TEXTO:
^^^^^^^^^^^^^^^^

Título: Encontrando nuestro camino a casa
Introducción: Hay más de un hijo perdido en esta historia.
Escrituras:
Josué 5:9,
Josué 5:10-12,
2 Corintios 5:17-21,
Lucas 15:1-3,
Lucas 15:11-32.
Reflexión
Queridos hermanos y hermanas:
Hay una escena que no puedo borrar de mi mente. Un padre está de pie al borde de su propiedad, protegiéndose los ojos del sol poniente, mirando el camino polvoriento. Lleva años haciendo esto cada noche. Los sirvientes saben que no deben molestarlo durante este ritual. Es su momento sagrado de esperanza, su acto diario de fe en que hoy podría ser el día en que su hijo regrese a casa.
Y entonces, una noche, sucede. Una figura aparece en el horizonte. La silueta es diferente : más delgada, encorvada, cojeando ligeramente , pero un padre reconoce a su hijo a cualquier distancia. Antes de que su mente pueda procesar lo que ve, sus pies ya se mueven. El digno hacendado, respetado en toda la región, se arremanga y corre , corre , por el camino hacia su hijo destrozado.
Aquí nos encontramos en Lucas 15, en lo que podría ser la historia más hermosa que Jesús jamás contó. «Cuando aún estaba lejos, su padre lo vio y se compadeció de él; corrió, lo abrazó y lo besó» (Lucas 15:20).
Dos hermanos. Un padre. Una familia herida, luego sanada ; bueno, casi sanada. Esa es la historia que exploramos hoy.
Pongamos como ejemplo Lucas 15: «Todos los publicanos y pecadores se acercaban para escuchar a Jesús. Los fariseos y los escribas murmuraban, diciendo: “Este recibe a los pecadores y come con ellos”» (Lucas 15:1-2). Jesús responde con tres parábolas : la oveja perdida, la moneda perdida y, finalmente, la del hijo perdido.
Pero como descubriremos, hay más de un hijo perdido en esta historia.
La petición del hijo menor fue de una audacia impresionante: «Padre, dame la parte de la herencia que me corresponde» (Lucas 15:12). En esencia, estaba diciendo: «Ojalá estuvieras muerto para poder tener tu dinero». Con razón se fue a un país lejano. ¿Cómo podría mirar a su padre a los ojos después de semejante petición?
Y, sin embargo, el padre le concede lo que pide. Sin sermones. Sin culpabilización. Solo la libertad de elegir su propio camino, incluso cuando este lo aleja de casa.
Sabemos lo que pasa después. Se acaba el dinero. Se desata una hambruna. Y de repente, el joven judío que una vez lo tuvo todo se encuentra alimentando cerdos —animales impuros para un judío— y ansiando llenar su estómago con las algarrobas que comían.
Tocar fondo tiene una forma de aclararnos la visión.
«Cuando volvió en sí», nos dice Jesús en Lucas 15:17, el hijo se dio cuenta de lo que había perdido. Fíjense en esas palabras: «volvió en sí». Hasta ese momento, no había sido él mismo en absoluto. El pecado no solo nos separa de Dios; nos separa de nuestro verdadero ser.

^^^^^^^^^^^^^^^^

LÍNEAS DE DATOS:
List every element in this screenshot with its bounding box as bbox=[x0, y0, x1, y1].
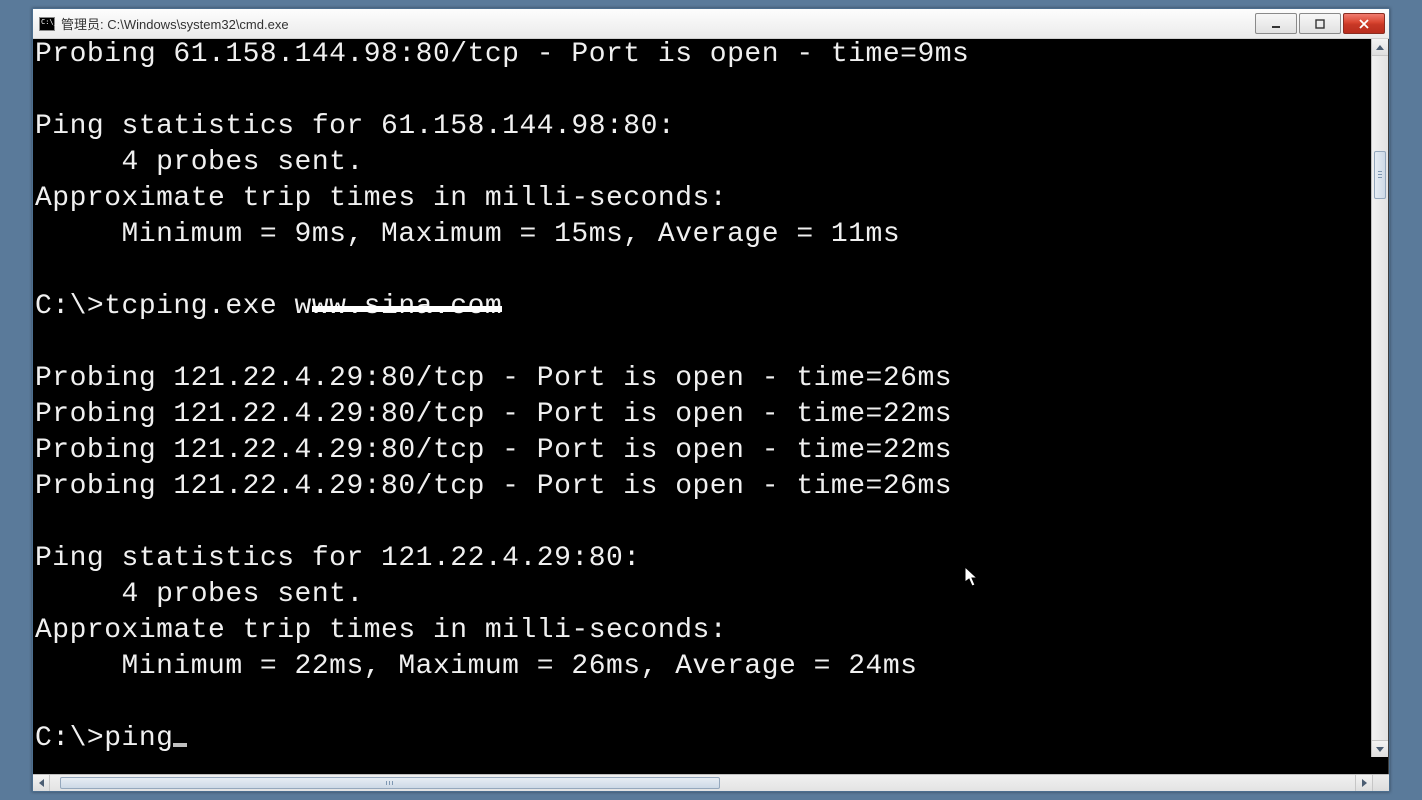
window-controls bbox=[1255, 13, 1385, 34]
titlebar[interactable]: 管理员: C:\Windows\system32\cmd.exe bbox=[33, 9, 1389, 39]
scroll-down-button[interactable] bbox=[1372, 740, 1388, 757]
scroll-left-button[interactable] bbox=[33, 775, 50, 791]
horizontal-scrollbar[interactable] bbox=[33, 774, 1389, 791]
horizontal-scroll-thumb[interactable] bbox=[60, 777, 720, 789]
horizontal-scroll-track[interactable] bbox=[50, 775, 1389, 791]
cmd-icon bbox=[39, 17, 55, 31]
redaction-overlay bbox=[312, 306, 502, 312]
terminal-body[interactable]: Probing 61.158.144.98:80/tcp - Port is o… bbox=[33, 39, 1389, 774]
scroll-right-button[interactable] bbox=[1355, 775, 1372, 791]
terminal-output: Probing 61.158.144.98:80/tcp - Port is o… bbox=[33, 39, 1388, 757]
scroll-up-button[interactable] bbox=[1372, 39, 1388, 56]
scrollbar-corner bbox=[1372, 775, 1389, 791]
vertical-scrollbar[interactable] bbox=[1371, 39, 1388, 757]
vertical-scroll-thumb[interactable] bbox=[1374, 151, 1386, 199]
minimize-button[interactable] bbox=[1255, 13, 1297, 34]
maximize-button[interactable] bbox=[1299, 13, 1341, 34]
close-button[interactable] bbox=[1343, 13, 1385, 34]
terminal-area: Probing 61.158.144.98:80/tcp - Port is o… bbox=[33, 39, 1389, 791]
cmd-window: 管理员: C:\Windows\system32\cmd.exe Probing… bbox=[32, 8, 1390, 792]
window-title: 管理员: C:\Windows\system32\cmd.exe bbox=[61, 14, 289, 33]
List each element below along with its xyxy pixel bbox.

^^^^^^^^^^^^^^^^

OBJETIVO 1: Enumera todas las citas bíblicas que el texto presenta bajo el encabezado «Escrituras».
OBJETIVO 2: Devuelve sin cambios estas líneas de los registros: empieza en la que contiene "window-controls bbox=[1255, 13, 1385, 34]" y termina después de la que contiene "terminal-area: Probing 61.158.144.98:80/tcp".

RESPUESTA ESCRITA 1:
Josué 5:9
Josué 5:10-12
2 Corintios 5:17-21
Lucas 15:1-3
Lucas 15:11-32

RESPUESTA ESCRITA 2:
window-controls bbox=[1255, 13, 1385, 34]
titlebar[interactable]: 管理员: C:\Windows\system32\cmd.exe bbox=[33, 9, 1389, 39]
scroll-down-button[interactable] bbox=[1372, 740, 1388, 757]
scroll-left-button[interactable] bbox=[33, 775, 50, 791]
horizontal-scrollbar[interactable] bbox=[33, 774, 1389, 791]
horizontal-scroll-thumb[interactable] bbox=[60, 777, 720, 789]
horizontal-scroll-track[interactable] bbox=[50, 775, 1389, 791]
cmd-icon bbox=[39, 17, 55, 31]
redaction-overlay bbox=[312, 306, 502, 312]
terminal-body[interactable]: Probing 61.158.144.98:80/tcp - Port is o… bbox=[33, 39, 1389, 774]
scroll-right-button[interactable] bbox=[1355, 775, 1372, 791]
terminal-output: Probing 61.158.144.98:80/tcp - Port is o… bbox=[33, 39, 1388, 757]
scroll-up-button[interactable] bbox=[1372, 39, 1388, 56]
scrollbar-corner bbox=[1372, 775, 1389, 791]
vertical-scrollbar[interactable] bbox=[1371, 39, 1388, 757]
vertical-scroll-thumb[interactable] bbox=[1374, 151, 1386, 199]
minimize-button[interactable] bbox=[1255, 13, 1297, 34]
maximize-button[interactable] bbox=[1299, 13, 1341, 34]
close-button[interactable] bbox=[1343, 13, 1385, 34]
terminal-area: Probing 61.158.144.98:80/tcp - Port is o… bbox=[33, 39, 1389, 791]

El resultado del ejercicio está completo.